Aufgabe =
Wie könnte der Börsenbericht über die Wall Street weitergehen? Schreibe den Börsenbericht im Anschluss an seinen letzten Satz fort.

Übungstext =

#####

Wall Street
Crash & Zinssenkung: Der Markt zweifelt derzeit an allem
Ist das schon die Korrektur? Sind das Vorboten eines größeren Crahs an der Wall Street? Die Fragezeichen werden größer: Kann die Fed dann überhaupt die Zinsen senken?
- Wall Street unter Druck, Tech-Werte fallen stark.
- Fed-Zinsentscheidung unsicher, Zweifel an Lockerungen.
- KI-Markt verliert Schwung, Bitcoin-Gewinne schmelzen.
- Report: Die Jahresendrallye rollt an
Nichts ist sicher und selbst dieses nicht. Was der niederländische Schriftsteller Multatuli vor rund 150 Jahren formulierte, könnte heute, oder zumindest in dieser Woche, der Leitspruch an der Börse sein.
Denn eine erneute Verkaufswelle an der Wall Street traf die Tech-Werte und zog Aktien und Kryptowährungen in dieser Handelwoche spürbar nach unten: Auch, weil der Zweifel sich mehrt, ob die Federal Reserve (Fed) im Dezember überhaupt in der Lage sein wird, den US-Leitzins zu senken.
Die Erleichterung über das Ende des längsten Government Shutdowns in der US-Geschichte wich schnell der Ernüchterung in Form von neuer Volatilität.
Mehrere Fed-Vertreter sähten Zweifel auf weitere Lockerungen der Geldpolitik. Auch die Händler fuhren ihre Wetten auf eine baldige Zinssekung deutlich zurück.
Zudem scheint das Momentum des KI-Trades, der das ganze Jahr bis jetzt für reichlich Rückenwind und Höhenflüge sorgte, die Puste auszugehen. Der Markt zweifelt derzeit an allem.
Auch der Kryptomarkt ist gekennzeichnet von Gewinnmitnahmen, das Jahresplus für Bitcoin schmilzt immer weiter. Eine Jahresend-Rallye sieht anders aus.

#####

(Strukturierte Daten zur Seitenanalyse)

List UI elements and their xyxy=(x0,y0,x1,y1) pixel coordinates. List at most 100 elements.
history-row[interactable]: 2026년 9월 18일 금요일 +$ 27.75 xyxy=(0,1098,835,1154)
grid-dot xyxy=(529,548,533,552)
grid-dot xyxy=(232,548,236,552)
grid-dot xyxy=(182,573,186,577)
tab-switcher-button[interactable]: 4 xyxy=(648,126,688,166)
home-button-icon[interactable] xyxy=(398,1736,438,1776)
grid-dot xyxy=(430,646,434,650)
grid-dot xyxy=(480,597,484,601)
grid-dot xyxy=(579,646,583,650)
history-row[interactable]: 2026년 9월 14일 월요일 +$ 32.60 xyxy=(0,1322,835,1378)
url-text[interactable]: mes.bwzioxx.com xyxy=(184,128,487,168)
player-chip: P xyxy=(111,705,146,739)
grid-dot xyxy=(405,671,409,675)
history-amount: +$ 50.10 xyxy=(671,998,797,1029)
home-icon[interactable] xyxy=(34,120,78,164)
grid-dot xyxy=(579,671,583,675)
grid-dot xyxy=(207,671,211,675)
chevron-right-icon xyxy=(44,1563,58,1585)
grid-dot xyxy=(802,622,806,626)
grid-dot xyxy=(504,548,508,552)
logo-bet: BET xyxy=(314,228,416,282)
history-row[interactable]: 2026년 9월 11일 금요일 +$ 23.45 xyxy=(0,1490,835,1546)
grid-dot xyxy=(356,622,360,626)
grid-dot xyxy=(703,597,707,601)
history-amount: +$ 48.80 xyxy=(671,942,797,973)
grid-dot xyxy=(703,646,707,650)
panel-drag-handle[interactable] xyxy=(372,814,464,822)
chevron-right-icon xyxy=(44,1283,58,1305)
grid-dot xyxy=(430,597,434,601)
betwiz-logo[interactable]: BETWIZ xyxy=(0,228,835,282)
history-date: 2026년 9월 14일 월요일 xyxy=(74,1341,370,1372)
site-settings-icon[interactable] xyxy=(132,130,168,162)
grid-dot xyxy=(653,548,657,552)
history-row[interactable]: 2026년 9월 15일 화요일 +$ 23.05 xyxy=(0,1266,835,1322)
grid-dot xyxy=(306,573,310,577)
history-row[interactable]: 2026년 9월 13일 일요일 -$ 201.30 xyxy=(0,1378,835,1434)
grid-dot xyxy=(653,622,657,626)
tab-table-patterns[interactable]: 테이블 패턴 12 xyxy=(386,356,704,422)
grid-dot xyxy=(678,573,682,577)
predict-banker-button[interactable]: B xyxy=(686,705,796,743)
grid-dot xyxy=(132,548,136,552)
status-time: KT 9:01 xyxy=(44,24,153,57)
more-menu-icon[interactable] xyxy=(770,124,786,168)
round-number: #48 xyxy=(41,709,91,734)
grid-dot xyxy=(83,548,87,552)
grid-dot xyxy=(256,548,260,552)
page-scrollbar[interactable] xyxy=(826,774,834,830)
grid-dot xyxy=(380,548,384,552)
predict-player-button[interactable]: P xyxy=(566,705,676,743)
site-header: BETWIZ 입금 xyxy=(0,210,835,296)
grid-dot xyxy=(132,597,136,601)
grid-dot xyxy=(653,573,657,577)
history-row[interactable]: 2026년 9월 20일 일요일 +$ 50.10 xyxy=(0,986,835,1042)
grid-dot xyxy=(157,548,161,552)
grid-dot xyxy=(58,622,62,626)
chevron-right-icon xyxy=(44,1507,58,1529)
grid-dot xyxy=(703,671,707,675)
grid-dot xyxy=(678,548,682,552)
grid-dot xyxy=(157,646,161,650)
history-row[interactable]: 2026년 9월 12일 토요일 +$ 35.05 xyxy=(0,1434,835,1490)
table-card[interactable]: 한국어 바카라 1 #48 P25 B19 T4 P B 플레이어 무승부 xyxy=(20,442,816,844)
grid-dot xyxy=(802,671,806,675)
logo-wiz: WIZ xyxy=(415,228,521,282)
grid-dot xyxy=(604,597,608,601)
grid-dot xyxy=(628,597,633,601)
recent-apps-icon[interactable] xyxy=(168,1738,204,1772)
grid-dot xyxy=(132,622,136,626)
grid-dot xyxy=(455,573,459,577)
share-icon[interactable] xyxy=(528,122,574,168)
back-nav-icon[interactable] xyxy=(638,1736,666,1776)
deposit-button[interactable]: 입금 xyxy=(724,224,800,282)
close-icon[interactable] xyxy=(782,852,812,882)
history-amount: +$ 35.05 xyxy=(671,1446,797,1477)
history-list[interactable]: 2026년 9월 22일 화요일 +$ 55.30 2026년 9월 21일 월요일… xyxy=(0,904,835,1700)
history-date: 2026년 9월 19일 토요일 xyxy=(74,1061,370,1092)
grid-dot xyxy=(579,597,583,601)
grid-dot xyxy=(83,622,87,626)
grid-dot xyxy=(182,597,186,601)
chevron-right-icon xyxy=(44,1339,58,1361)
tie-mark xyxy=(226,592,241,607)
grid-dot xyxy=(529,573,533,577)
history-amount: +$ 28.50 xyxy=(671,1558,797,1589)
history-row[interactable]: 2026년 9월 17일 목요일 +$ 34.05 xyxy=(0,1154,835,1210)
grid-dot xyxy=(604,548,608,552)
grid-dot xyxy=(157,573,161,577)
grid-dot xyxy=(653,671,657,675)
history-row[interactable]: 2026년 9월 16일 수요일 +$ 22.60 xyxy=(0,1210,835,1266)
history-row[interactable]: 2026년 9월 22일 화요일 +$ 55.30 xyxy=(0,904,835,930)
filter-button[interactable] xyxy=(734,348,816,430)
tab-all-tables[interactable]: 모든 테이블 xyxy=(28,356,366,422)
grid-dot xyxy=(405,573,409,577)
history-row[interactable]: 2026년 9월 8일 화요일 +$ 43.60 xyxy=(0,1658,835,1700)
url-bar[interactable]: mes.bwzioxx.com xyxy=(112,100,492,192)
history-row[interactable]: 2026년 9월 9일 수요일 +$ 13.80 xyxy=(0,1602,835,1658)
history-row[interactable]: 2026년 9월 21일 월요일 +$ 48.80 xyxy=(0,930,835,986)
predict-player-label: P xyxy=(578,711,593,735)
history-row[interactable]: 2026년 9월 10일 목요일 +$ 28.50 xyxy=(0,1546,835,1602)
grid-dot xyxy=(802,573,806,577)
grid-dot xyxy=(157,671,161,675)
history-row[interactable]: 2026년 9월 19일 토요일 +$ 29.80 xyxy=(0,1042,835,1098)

#####

Ergebnis =
Problem: Investoren und Entscheidungsträger sind im Blindflug, weil der US-Government-Shutdown sie von wichtigen Wirtschaftsdaten abgeschnitten hat.
"Aktien steigen nicht in einer geraden Linie, und eine Korrektur war längst überfällig", meint Rick Gardner von RGA Investments gegenüber Bloomberg. "Auch wenn der Government Shutdown vorbei ist, gibt es weiterhin einen Ausfall wichtiger Wirtschaftsberichte, und es wird noch etwas dauern, bis das aufgearbeitet ist – das ist einer der Gründe, warum Aktien gerade nachgeben und versuchen, einen Boden zu finden."
Trotz des Mangels an Wirtschaftsdaten glaubt Gardner weiterhin, dass die Fed im Dezember die Zinsen senken wird. Er rechnet jedoch in den kommenden Monaten mit "Unruhe am Markt", weil die Wiederaufnahme der Wirtschaftsberichte zusätzliche Instabilität verursachen könnte.
Cool und grundsätzlich bullish bleibt Dan Ives von Wedbush. Er sieht in Künstlicher Intelligenz einen "mehrjährigen Investitionssuperzyklus".
Ives geht davon aus, dass der Bullenmarkt im Technologiesektor noch mindestens zwei Jahre andauern wird, unterstützt durch hohe Ausgaben in Infrastruktur und der Chipnachfrage auf den globalen Märkten.